Your task is to copy every record exactly.

++++++++++++++++++++

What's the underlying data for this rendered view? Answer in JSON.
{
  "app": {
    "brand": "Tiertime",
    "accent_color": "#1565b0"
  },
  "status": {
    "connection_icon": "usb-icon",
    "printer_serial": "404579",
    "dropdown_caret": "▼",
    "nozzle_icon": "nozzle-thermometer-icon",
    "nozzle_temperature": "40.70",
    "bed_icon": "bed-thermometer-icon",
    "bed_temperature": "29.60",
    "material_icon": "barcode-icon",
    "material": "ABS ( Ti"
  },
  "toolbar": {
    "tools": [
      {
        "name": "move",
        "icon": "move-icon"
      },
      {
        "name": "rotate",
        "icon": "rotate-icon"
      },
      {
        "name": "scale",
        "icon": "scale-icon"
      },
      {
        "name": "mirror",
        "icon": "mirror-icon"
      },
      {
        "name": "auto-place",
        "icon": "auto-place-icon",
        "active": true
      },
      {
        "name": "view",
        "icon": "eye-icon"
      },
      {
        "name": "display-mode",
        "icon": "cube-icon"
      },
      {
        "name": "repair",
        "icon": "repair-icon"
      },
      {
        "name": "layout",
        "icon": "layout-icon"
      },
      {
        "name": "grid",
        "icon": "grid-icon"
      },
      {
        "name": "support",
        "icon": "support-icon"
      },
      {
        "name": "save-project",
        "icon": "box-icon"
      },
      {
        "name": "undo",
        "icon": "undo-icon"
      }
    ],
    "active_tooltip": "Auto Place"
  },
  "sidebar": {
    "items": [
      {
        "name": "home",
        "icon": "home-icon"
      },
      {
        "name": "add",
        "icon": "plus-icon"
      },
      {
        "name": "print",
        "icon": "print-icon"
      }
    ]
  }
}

++++++++++++++++++++

[Exercise answer]
What's the underlying data for this rendered view? Answer in JSON.
{
  "app": {
    "brand": "Tiertime",
    "accent_color": "#1565b0"
  },
  "status": {
    "connection_icon": "usb-icon",
    "printer_serial": "404579",
    "dropdown_caret": "▼",
    "nozzle_icon": "nozzle-thermometer-icon",
    "nozzle_temperature": "40.70",
    "bed_icon": "bed-thermometer-icon",
    "bed_temperature": "29.60",
    "material_icon": "barcode-icon",
    "material": "ABS ( Ti"
  },
  "toolbar": {
    "tools": [
      {
        "name": "move",
        "icon": "move-icon"
      },
      {
        "name": "rotate",
        "icon": "rotate-icon"
      },
      {
        "name": "scale",
        "icon": "scale-icon"
      },
      {
        "name": "mirror",
        "icon": "mirror-icon"
      },
      {
        "name": "auto-place",
        "icon": "auto-place-icon",
        "active": true
      },
      {
        "name": "view",
        "icon": "eye-icon"
      },
      {
        "name": "display-mode",
        "icon": "cube-icon"
      },
      {
        "name": "repair",
        "icon": "repair-icon"
      },
      {
        "name": "layout",
        "icon": "layout-icon"
      },
      {
        "name": "grid",
        "icon": "grid-icon"
      },
      {
        "name": "support",
        "icon": "support-icon"
      },
      {
        "name": "save-project",
        "icon": "box-icon"
      },
      {
        "name": "undo",
        "icon": "undo-icon"
      }
    ],
    "active_tooltip": "Auto Place"
  },
  "sidebar": {
    "items": [
      {
        "name": "home",
        "icon": "home-icon"
      },
      {
        "name": "add",
        "icon": "plus-icon"
      },
      {
        "name": "print",
        "icon": "print-icon"
      }
    ]
  }
}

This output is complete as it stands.